Re: stis engine

[Stefan Israelsson Tampe <stefan.itampe@gmail.com>]

;; Oups I managed to send the message by accident without finishing it.
;; The server part is similar and I will drop the actual pipeline and
highlight the differenece
;; which is that we will get a message stream it to an scheme object call
server-.lambda below
;; with it and finally from that lambdas return value reply to the client
we will create a loop where
;; the server waits for questions

(define* (make-server server-lambda address ip-server? #key (context #f))

  (define schemer (fpipe-schemer ch1 ch2))

  (spawn-fiber
   (lambda ()
     (let lp ()
       (schemer %fpipe-eof%)
       (lp)))))

Finally the idea is to use it as


(define context    (make-zmq-context))
(define address    "") ;; ZeroMQ address
(define ip-server? #t) ;; if we will use bind or connect

(make-server (lambda (x) (cons '() x)) context address ip-server?)

(define client (make-client context address ip-server?))
  ;; send a mesage that is not compressed
  > (client "abc")
  "abc"

  > (length (client (iota 1000000) #:compress? #t))
  1000000

in a run fibers context

On Wed, Aug 25, 2021 at 12:25 AM Stefan Israelsson Tampe <
stefan.itampe@gmail.com> wrote:

> I have now made a fiber enables stream library called fpipe in my
> stis-engine repository see
>
> https://gitlab.com/tampe/stis-engine/-/tree/master/
>
> The idea is to focus on a high performance byte streaming library on top
> of wingo's fibers library and make heavy use of bytevector buffers. We will
> also gp between a stream of scheme
> values and these byte streams to seamlessly be able to integrate a good
> overview of the data pipeline.
>
> The following code uses a c-based serializer and deserializer of scheme
> data structures
> and allow for optional streamed compression and decompression and
> transport it over ZeroMQ
> networking which allow for thread/process/computer movement of data. The
> end result is a way to create servers and clients.
>
> It is instructive to show the code for the client and server pipelines is
> constructed tp show off the fpipes library. This is not the final design
> but moste components are done
>
> Here is the client
>
> (define* (make-client address ip-server? #key (context #f))
>   ;; First we setup the zmq networking
>   (define ctx    (if context context (make-zmq-context)))
>   (define socket (zmq-socket context ZMQ_REQ))
>
>   (if ip-server?
>       (zmq-bind      socket address)
>       (zmq-connect socket address))
>
>   ;; we will define to fiber channels, channel in = ch1 and channel out =
> ch2
>   (define-values (ch1 ch2)
>
>      ;; fpipe-construct is the general pipelining macro
>     (fpipe-construct
>
>       ;; this is a scheme condition that will match check a message
> bounded to it
>      (cond
>       (#:scm it)
______
Aim a:
Do the following statements agree with the fpipe post? Answer yes or no for each, and quote the deciding words of the fpipe post. (i) The fpipe library makes heavy use of bytevector buffers. (ii) The serializer and deserializer used by the code are written in pure Scheme. (iii) The author presents the pipeline code as the final design.
______
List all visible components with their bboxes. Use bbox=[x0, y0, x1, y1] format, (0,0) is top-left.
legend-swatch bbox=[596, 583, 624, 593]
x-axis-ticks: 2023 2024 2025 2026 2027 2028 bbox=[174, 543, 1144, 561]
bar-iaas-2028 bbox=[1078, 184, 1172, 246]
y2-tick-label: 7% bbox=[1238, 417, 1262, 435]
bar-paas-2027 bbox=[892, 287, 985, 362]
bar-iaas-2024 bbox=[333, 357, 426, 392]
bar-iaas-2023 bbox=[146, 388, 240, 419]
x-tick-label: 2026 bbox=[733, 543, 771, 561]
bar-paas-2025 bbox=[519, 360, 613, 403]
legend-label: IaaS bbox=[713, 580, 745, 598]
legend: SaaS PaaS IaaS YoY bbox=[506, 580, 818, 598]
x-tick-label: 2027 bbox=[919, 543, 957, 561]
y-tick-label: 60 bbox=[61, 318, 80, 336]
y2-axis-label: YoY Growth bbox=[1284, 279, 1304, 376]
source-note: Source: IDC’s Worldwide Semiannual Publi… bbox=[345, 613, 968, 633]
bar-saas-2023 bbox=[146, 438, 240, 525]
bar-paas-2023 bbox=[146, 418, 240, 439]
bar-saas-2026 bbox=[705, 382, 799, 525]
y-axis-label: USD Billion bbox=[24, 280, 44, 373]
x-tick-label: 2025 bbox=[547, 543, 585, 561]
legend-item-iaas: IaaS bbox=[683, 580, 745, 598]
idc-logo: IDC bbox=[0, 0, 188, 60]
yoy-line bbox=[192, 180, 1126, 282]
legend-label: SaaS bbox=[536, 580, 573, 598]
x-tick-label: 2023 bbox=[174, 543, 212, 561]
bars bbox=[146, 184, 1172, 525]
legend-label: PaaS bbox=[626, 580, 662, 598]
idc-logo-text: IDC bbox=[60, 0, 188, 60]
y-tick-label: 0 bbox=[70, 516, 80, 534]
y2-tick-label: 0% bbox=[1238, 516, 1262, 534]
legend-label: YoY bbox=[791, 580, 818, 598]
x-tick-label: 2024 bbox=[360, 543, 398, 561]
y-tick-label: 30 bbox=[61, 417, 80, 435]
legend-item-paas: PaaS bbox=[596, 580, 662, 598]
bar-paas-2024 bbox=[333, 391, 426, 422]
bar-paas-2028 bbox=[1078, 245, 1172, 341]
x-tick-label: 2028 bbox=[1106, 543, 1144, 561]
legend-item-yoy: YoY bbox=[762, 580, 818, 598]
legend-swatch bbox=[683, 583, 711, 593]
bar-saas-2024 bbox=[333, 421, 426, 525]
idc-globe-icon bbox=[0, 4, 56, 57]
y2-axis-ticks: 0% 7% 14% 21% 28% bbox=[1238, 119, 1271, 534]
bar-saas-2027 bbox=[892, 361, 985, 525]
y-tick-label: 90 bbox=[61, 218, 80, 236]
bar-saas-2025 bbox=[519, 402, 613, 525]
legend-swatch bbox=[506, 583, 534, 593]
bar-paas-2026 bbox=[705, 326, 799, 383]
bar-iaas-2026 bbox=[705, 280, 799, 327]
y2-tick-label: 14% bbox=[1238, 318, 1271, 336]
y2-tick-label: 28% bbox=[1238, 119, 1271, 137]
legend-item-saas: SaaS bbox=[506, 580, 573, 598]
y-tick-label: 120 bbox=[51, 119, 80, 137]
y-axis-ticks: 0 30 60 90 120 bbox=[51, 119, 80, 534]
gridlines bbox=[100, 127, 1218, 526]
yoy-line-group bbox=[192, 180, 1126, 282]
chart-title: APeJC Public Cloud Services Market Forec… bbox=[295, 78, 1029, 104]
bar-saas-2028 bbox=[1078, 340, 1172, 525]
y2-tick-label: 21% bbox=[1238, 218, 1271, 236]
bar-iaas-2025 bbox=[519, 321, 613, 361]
______
Aim b:
Can you echo the listing, starting at its first line and ending at the line that contains "bar-iaas-2024 bbox=[333, 357, 426, 392]", with both ends included?

Exercise output a:
(i) Yes: "make heavy use of bytevector buffers"
(ii) No: "uses a c-based serializer and deserializer of scheme"
(iii) No: "This is not the final design"

Exercise output b:
List all visible components with their bboxes. Use bbox=[x0, y0, x1, y1] format, (0,0) is top-left.
legend-swatch bbox=[596, 583, 624, 593]
x-axis-ticks: 2023 2024 2025 2026 2027 2028 bbox=[174, 543, 1144, 561]
bar-iaas-2028 bbox=[1078, 184, 1172, 246]
y2-tick-label: 7% bbox=[1238, 417, 1262, 435]
bar-paas-2027 bbox=[892, 287, 985, 362]
bar-iaas-2024 bbox=[333, 357, 426, 392]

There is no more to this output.